[Figure data in JSON]
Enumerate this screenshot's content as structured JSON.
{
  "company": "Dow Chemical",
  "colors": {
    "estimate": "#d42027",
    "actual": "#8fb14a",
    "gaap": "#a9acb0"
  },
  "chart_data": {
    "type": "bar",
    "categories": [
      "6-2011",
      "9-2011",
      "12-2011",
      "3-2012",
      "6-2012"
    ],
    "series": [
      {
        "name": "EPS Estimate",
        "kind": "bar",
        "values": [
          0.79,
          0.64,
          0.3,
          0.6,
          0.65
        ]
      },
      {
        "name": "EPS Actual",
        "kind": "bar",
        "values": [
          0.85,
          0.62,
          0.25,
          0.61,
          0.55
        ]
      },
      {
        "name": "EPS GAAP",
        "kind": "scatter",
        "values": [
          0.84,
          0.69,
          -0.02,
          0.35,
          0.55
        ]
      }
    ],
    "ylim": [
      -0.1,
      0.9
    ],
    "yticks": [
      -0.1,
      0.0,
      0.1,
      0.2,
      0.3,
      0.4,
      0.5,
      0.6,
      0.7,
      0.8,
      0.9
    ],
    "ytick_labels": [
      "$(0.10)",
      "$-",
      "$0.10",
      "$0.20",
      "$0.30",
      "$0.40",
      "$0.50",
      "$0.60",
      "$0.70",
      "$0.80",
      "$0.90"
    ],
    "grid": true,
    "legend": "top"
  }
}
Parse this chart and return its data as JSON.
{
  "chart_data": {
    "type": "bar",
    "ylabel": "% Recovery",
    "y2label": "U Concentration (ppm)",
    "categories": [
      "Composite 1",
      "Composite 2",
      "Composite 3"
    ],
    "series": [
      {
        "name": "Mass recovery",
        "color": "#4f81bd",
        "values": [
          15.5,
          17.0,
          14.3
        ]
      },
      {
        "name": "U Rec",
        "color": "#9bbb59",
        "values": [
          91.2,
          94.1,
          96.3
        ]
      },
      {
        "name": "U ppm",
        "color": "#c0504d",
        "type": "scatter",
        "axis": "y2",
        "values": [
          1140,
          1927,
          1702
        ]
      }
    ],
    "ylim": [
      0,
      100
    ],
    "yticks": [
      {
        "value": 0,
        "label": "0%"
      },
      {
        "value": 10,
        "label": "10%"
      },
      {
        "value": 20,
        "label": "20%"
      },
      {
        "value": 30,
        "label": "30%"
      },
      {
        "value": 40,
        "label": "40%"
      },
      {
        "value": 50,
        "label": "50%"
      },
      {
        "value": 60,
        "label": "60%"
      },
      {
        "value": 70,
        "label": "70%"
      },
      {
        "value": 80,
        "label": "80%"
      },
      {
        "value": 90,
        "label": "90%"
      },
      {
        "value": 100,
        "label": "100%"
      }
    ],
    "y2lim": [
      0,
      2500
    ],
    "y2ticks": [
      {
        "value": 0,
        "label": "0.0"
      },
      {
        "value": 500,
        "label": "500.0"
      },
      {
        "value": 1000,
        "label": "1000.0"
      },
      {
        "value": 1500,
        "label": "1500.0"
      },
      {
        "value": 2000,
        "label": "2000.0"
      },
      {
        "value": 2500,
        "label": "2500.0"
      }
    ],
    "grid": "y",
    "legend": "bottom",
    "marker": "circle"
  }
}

Set task: Using the data above, return each line exactly as written.

Solution for this problem:
Enumerate this screenshot's content as structured JSON.
{
  "company": "Dow Chemical",
  "colors": {
    "estimate": "#d42027",
    "actual": "#8fb14a",
    "gaap": "#a9acb0"
  },
  "chart_data": {
    "type": "bar",
    "categories": [
      "6-2011",
      "9-2011",
      "12-2011",
      "3-2012",
      "6-2012"
    ],
    "series": [
      {
        "name": "EPS Estimate",
        "kind": "bar",
        "values": [
          0.79,
          0.64,
          0.3,
          0.6,
          0.65
        ]
      },
      {
        "name": "EPS Actual",
        "kind": "bar",
        "values": [
          0.85,
          0.62,
          0.25,
          0.61,
          0.55
        ]
      },
      {
        "name": "EPS GAAP",
        "kind": "scatter",
        "values": [
          0.84,
          0.69,
          -0.02,
          0.35,
          0.55
        ]
      }
    ],
    "ylim": [
      -0.1,
      0.9
    ],
    "yticks": [
      -0.1,
      0.0,
      0.1,
      0.2,
      0.3,
      0.4,
      0.5,
      0.6,
      0.7,
      0.8,
      0.9
    ],
    "ytick_labels": [
      "$(0.10)",
      "$-",
      "$0.10",
      "$0.20",
      "$0.30",
      "$0.40",
      "$0.50",
      "$0.60",
      "$0.70",
      "$0.80",
      "$0.90"
    ],
    "grid": true,
    "legend": "top"
  }
}
Parse this chart and return its data as JSON.
{
  "chart_data": {
    "type": "bar",
    "ylabel": "% Recovery",
    "y2label": "U Concentration (ppm)",
    "categories": [
      "Composite 1",
      "Composite 2",
      "Composite 3"
    ],
    "series": [
      {
        "name": "Mass recovery",
        "color": "#4f81bd",
        "values": [
          15.5,
          17.0,
          14.3
        ]
      },
      {
        "name": "U Rec",
        "color": "#9bbb59",
        "values": [
          91.2,
          94.1,
          96.3
        ]
      },
      {
        "name": "U ppm",
        "color": "#c0504d",
        "type": "scatter",
        "axis": "y2",
        "values": [
          1140,
          1927,
          1702
        ]
      }
    ],
    "ylim": [
      0,
      100
    ],
    "yticks": [
      {
        "value": 0,
        "label": "0%"
      },
      {
        "value": 10,
        "label": "10%"
      },
      {
        "value": 20,
        "label": "20%"
      },
      {
        "value": 30,
        "label": "30%"
      },
      {
        "value": 40,
        "label": "40%"
      },
      {
        "value": 50,
        "label": "50%"
      },
      {
        "value": 60,
        "label": "60%"
      },
      {
        "value": 70,
        "label": "70%"
      },
      {
        "value": 80,
        "label": "80%"
      },
      {
        "value": 90,
        "label": "90%"
      },
      {
        "value": 100,
        "label": "100%"
      }
    ],
    "y2lim": [
      0,
      2500
    ],
    "y2ticks": [
      {
        "value": 0,
        "label": "0.0"
      },
      {
        "value": 500,
        "label": "500.0"
      },
      {
        "value": 1000,
        "label": "1000.0"
      },
      {
        "value": 1500,
        "label": "1500.0"
      },
      {
        "value": 2000,
        "label": "2000.0"
      },
      {
        "value": 2500,
        "label": "2500.0"
      }
    ],
    "grid": "y",
    "legend": "bottom",
    "marker": "circle"
  }
}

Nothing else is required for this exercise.